== DATA PROVIDED ==

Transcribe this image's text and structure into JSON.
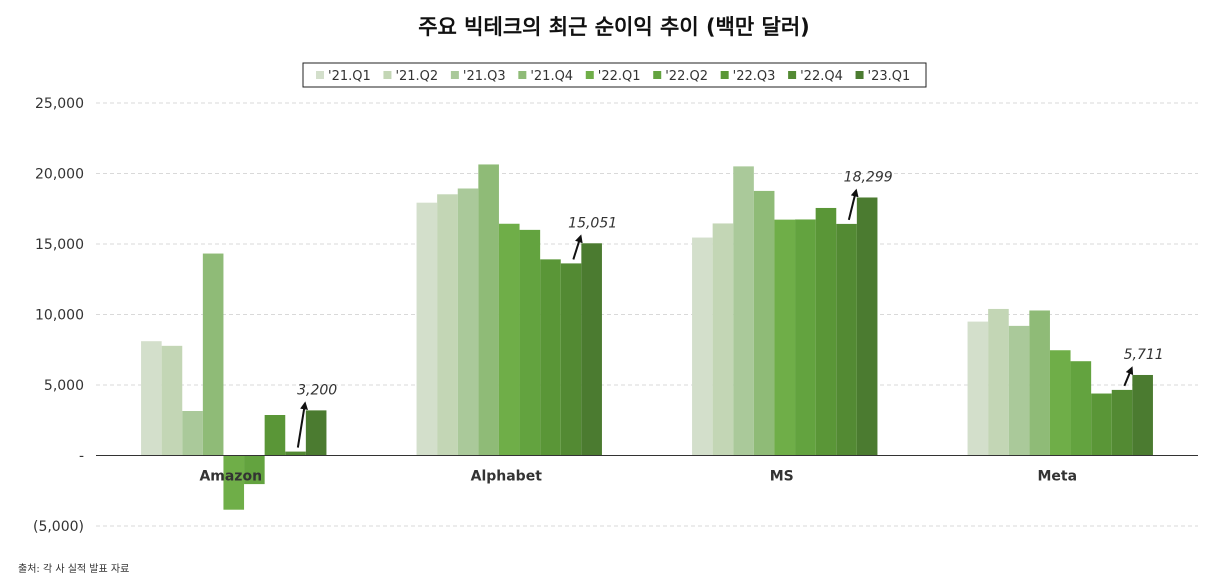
{
  "chart_data": {
    "type": "bar",
    "title": "주요 빅테크의 최근 순이익 추이 (백만 달러)",
    "categories": [
      "Amazon",
      "Alphabet",
      "MS",
      "Meta"
    ],
    "series": [
      {
        "name": "'21.Q1",
        "color": "#d3dfcb",
        "values": [
          8107,
          17930,
          15457,
          9497
        ]
      },
      {
        "name": "'21.Q2",
        "color": "#c3d6b5",
        "values": [
          7778,
          18525,
          16458,
          10394
        ]
      },
      {
        "name": "'21.Q3",
        "color": "#aac99a",
        "values": [
          3156,
          18936,
          20505,
          9194
        ]
      },
      {
        "name": "'21.Q4",
        "color": "#8fbb77",
        "values": [
          14323,
          20642,
          18765,
          10285
        ]
      },
      {
        "name": "'22.Q1",
        "color": "#6fae48",
        "values": [
          -3844,
          16436,
          16728,
          7465
        ]
      },
      {
        "name": "'22.Q2",
        "color": "#63a33f",
        "values": [
          -2028,
          16002,
          16740,
          6687
        ]
      },
      {
        "name": "'22.Q3",
        "color": "#5a9637",
        "values": [
          2872,
          13910,
          17556,
          4395
        ]
      },
      {
        "name": "'22.Q4",
        "color": "#538a33",
        "values": [
          278,
          13624,
          16425,
          4652
        ]
      },
      {
        "name": "'23.Q1",
        "color": "#4b7b30",
        "values": [
          3200,
          15051,
          18299,
          5711
        ]
      }
    ],
    "y_tick_labels": [
      "(5,000)",
      "-",
      "5,000",
      "10,000",
      "15,000",
      "20,000",
      "25,000"
    ],
    "y_tick_values": [
      -5000,
      0,
      5000,
      10000,
      15000,
      20000,
      25000
    ],
    "ylim": [
      -5000,
      25000
    ],
    "grid": true,
    "legend_position": "top-center",
    "annotations": [
      {
        "category": "Amazon",
        "from_value": 278,
        "to_value": 3200,
        "label": "3,200"
      },
      {
        "category": "Alphabet",
        "from_value": 13624,
        "to_value": 15051,
        "label": "15,051"
      },
      {
        "category": "MS",
        "from_value": 16425,
        "to_value": 18299,
        "label": "18,299"
      },
      {
        "category": "Meta",
        "from_value": 4652,
        "to_value": 5711,
        "label": "5,711"
      }
    ],
    "source": "출처: 각 사 실적 발표 자료"
  }
}
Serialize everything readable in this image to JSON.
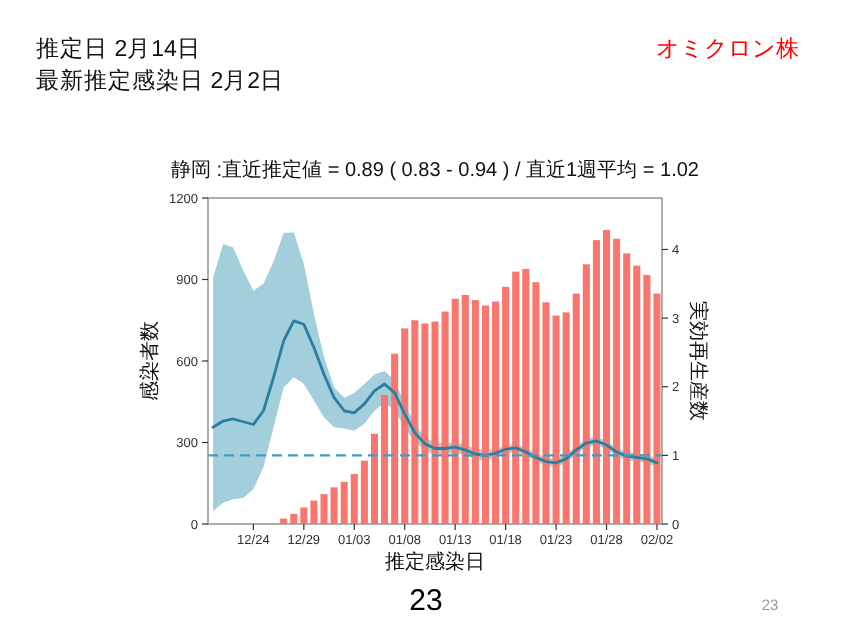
{
  "chart_data": {
    "type": "bar",
    "title": "静岡 :直近推定値 = 0.89 ( 0.83 - 0.94 ) / 直近1週平均 = 1.02",
    "xlabel": "推定感染日",
    "ylabel": "感染者数",
    "y2label": "実効再生産数",
    "annotations": [
      "推定日  2月14日",
      "最新推定感染日  2月2日",
      "オミクロン株",
      "23",
      "23"
    ],
    "categories": [
      null,
      null,
      null,
      null,
      "12/24",
      null,
      null,
      null,
      null,
      "12/29",
      null,
      null,
      null,
      null,
      "01/03",
      null,
      null,
      null,
      null,
      "01/08",
      null,
      null,
      null,
      null,
      "01/13",
      null,
      null,
      null,
      null,
      "01/18",
      null,
      null,
      null,
      null,
      "01/23",
      null,
      null,
      null,
      null,
      "01/28",
      null,
      null,
      null,
      null,
      "02/02"
    ],
    "series": [
      {
        "color": "#f8766d",
        "values": [
          null,
          null,
          null,
          null,
          null,
          null,
          null,
          20,
          37,
          61,
          86,
          110,
          135,
          155,
          184,
          233,
          332,
          475,
          627,
          720,
          750,
          738,
          745,
          782,
          829,
          843,
          824,
          804,
          819,
          873,
          929,
          939,
          890,
          816,
          767,
          779,
          848,
          956,
          1045,
          1082,
          1050,
          996,
          951,
          917,
          848
        ]
      },
      {
        "type": "line",
        "axis": "y2",
        "color": "#2a7f9e",
        "values": [
          1.41,
          1.5,
          1.53,
          1.49,
          1.45,
          1.65,
          2.14,
          2.67,
          2.96,
          2.91,
          2.57,
          2.18,
          1.84,
          1.65,
          1.62,
          1.75,
          1.94,
          2.04,
          1.91,
          1.6,
          1.33,
          1.17,
          1.1,
          1.1,
          1.12,
          1.08,
          1.02,
          1.0,
          1.03,
          1.09,
          1.11,
          1.05,
          0.97,
          0.91,
          0.89,
          0.95,
          1.08,
          1.18,
          1.21,
          1.15,
          1.05,
          0.99,
          0.97,
          0.95,
          0.89
        ],
        "lower": [
          0.19,
          0.31,
          0.36,
          0.38,
          0.51,
          0.83,
          1.41,
          1.99,
          2.14,
          2.04,
          1.8,
          1.55,
          1.41,
          1.39,
          1.36,
          1.46,
          1.65,
          1.77,
          1.65,
          1.41,
          1.19,
          1.07,
          1.02,
          1.02,
          1.04,
          1.0,
          0.94,
          0.92,
          0.97,
          1.03,
          1.05,
          0.99,
          0.91,
          0.85,
          0.83,
          0.89,
          1.02,
          1.12,
          1.15,
          1.09,
          0.99,
          0.93,
          0.91,
          0.89,
          0.83
        ],
        "upper": [
          3.59,
          4.08,
          4.03,
          3.69,
          3.4,
          3.5,
          3.83,
          4.24,
          4.25,
          3.79,
          3.06,
          2.43,
          1.99,
          1.84,
          1.91,
          2.04,
          2.18,
          2.23,
          2.09,
          1.75,
          1.46,
          1.26,
          1.19,
          1.18,
          1.19,
          1.16,
          1.1,
          1.08,
          1.09,
          1.15,
          1.17,
          1.11,
          1.03,
          0.97,
          0.95,
          1.01,
          1.14,
          1.24,
          1.27,
          1.21,
          1.11,
          1.05,
          1.03,
          1.01,
          0.95
        ]
      }
    ],
    "ylim": [
      0,
      1200
    ],
    "yticks": [
      0,
      300,
      600,
      900,
      1200
    ],
    "y2lim": [
      0,
      4.75
    ],
    "y2ticks": [
      0,
      1,
      2,
      3,
      4
    ],
    "ref_lines": [
      {
        "axis": "y2",
        "value": 1,
        "color": "#3f9ec0",
        "line_style": "dashed"
      }
    ]
  }
}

===

**SET PROBLEM:** Write out each entry exactly as given, omitting any picture.

**OUTPUT OF THE TASK:**
Transcribe this image's text and structure into JSON.
{
  "chart_data": {
    "type": "bar",
    "title": "주요 빅테크의 최근 순이익 추이 (백만 달러)",
    "categories": [
      "Amazon",
      "Alphabet",
      "MS",
      "Meta"
    ],
    "series": [
      {
        "name": "'21.Q1",
        "color": "#d3dfcb",
        "values": [
          8107,
          17930,
          15457,
          9497
        ]
      },
      {
        "name": "'21.Q2",
        "color": "#c3d6b5",
        "values": [
          7778,
          18525,
          16458,
          10394
        ]
      },
      {
        "name": "'21.Q3",
        "color": "#aac99a",
        "values": [
          3156,
          18936,
          20505,
          9194
        ]
      },
      {
        "name": "'21.Q4",
        "color": "#8fbb77",
        "values": [
          14323,
          20642,
          18765,
          10285
        ]
      },
      {
        "name": "'22.Q1",
        "color": "#6fae48",
        "values": [
          -3844,
          16436,
          16728,
          7465
        ]
      },
      {
        "name": "'22.Q2",
        "color": "#63a33f",
        "values": [
          -2028,
          16002,
          16740,
          6687
        ]
      },
      {
        "name": "'22.Q3",
        "color": "#5a9637",
        "values": [
          2872,
          13910,
          17556,
          4395
        ]
      },
      {
        "name": "'22.Q4",
        "color": "#538a33",
        "values": [
          278,
          13624,
          16425,
          4652
        ]
      },
      {
        "name": "'23.Q1",
        "color": "#4b7b30",
        "values": [
          3200,
          15051,
          18299,
          5711
        ]
      }
    ],
    "y_tick_labels": [
      "(5,000)",
      "-",
      "5,000",
      "10,000",
      "15,000",
      "20,000",
      "25,000"
    ],
    "y_tick_values": [
      -5000,
      0,
      5000,
      10000,
      15000,
      20000,
      25000
    ],
    "ylim": [
      -5000,
      25000
    ],
    "grid": true,
    "legend_position": "top-center",
    "annotations": [
      {
        "category": "Amazon",
        "from_value": 278,
        "to_value": 3200,
        "label": "3,200"
      },
      {
        "category": "Alphabet",
        "from_value": 13624,
        "to_value": 15051,
        "label": "15,051"
      },
      {
        "category": "MS",
        "from_value": 16425,
        "to_value": 18299,
        "label": "18,299"
      },
      {
        "category": "Meta",
        "from_value": 4652,
        "to_value": 5711,
        "label": "5,711"
      }
    ],
    "source": "출처: 각 사 실적 발표 자료"
  }
}
Serialize everything readable in this image to JSON.
{
  "chart_data": {
    "type": "bar",
    "title": "静岡 :直近推定値 = 0.89 ( 0.83 - 0.94 ) / 直近1週平均 = 1.02",
    "xlabel": "推定感染日",
    "ylabel": "感染者数",
    "y2label": "実効再生産数",
    "annotations": [
      "推定日  2月14日",
      "最新推定感染日  2月2日",
      "オミクロン株",
      "23",
      "23"
    ],
    "categories": [
      null,
      null,
      null,
      null,
      "12/24",
      null,
      null,
      null,
      null,
      "12/29",
      null,
      null,
      null,
      null,
      "01/03",
      null,
      null,
      null,
      null,
      "01/08",
      null,
      null,
      null,
      null,
      "01/13",
      null,
      null,
      null,
      null,
      "01/18",
      null,
      null,
      null,
      null,
      "01/23",
      null,
      null,
      null,
      null,
      "01/28",
      null,
      null,
      null,
      null,
      "02/02"
    ],
    "series": [
      {
        "color": "#f8766d",
        "values": [
          null,
          null,
          null,
          null,
          null,
          null,
          null,
          20,
          37,
          61,
          86,
          110,
          135,
          155,
          184,
          233,
          332,
          475,
          627,
          720,
          750,
          738,
          745,
          782,
          829,
          843,
          824,
          804,
          819,
          873,
          929,
          939,
          890,
          816,
          767,
          779,
          848,
          956,
          1045,
          1082,
          1050,
          996,
          951,
          917,
          848
        ]
      },
      {
        "type": "line",
        "axis": "y2",
        "color": "#2a7f9e",
        "values": [
          1.41,
          1.5,
          1.53,
          1.49,
          1.45,
          1.65,
          2.14,
          2.67,
          2.96,
          2.91,
          2.57,
          2.18,
          1.84,
          1.65,
          1.62,
          1.75,
          1.94,
          2.04,
          1.91,
          1.6,
          1.33,
          1.17,
          1.1,
          1.1,
          1.12,
          1.08,
          1.02,
          1.0,
          1.03,
          1.09,
          1.11,
          1.05,
          0.97,
          0.91,
          0.89,
          0.95,
          1.08,
          1.18,
          1.21,
          1.15,
          1.05,
          0.99,
          0.97,
          0.95,
          0.89
        ],
        "lower": [
          0.19,
          0.31,
          0.36,
          0.38,
          0.51,
          0.83,
          1.41,
          1.99,
          2.14,
          2.04,
          1.8,
          1.55,
          1.41,
          1.39,
          1.36,
          1.46,
          1.65,
          1.77,
          1.65,
          1.41,
          1.19,
          1.07,
          1.02,
          1.02,
          1.04,
          1.0,
          0.94,
          0.92,
          0.97,
          1.03,
          1.05,
          0.99,
          0.91,
          0.85,
          0.83,
          0.89,
          1.02,
          1.12,
          1.15,
          1.09,
          0.99,
          0.93,
          0.91,
          0.89,
          0.83
        ],
        "upper": [
          3.59,
          4.08,
          4.03,
          3.69,
          3.4,
          3.5,
          3.83,
          4.24,
          4.25,
          3.79,
          3.06,
          2.43,
          1.99,
          1.84,
          1.91,
          2.04,
          2.18,
          2.23,
          2.09,
          1.75,
          1.46,
          1.26,
          1.19,
          1.18,
          1.19,
          1.16,
          1.1,
          1.08,
          1.09,
          1.15,
          1.17,
          1.11,
          1.03,
          0.97,
          0.95,
          1.01,
          1.14,
          1.24,
          1.27,
          1.21,
          1.11,
          1.05,
          1.03,
          1.01,
          0.95
        ]
      }
    ],
    "ylim": [
      0,
      1200
    ],
    "yticks": [
      0,
      300,
      600,
      900,
      1200
    ],
    "y2lim": [
      0,
      4.75
    ],
    "y2ticks": [
      0,
      1,
      2,
      3,
      4
    ],
    "ref_lines": [
      {
        "axis": "y2",
        "value": 1,
        "color": "#3f9ec0",
        "line_style": "dashed"
      }
    ]
  }
}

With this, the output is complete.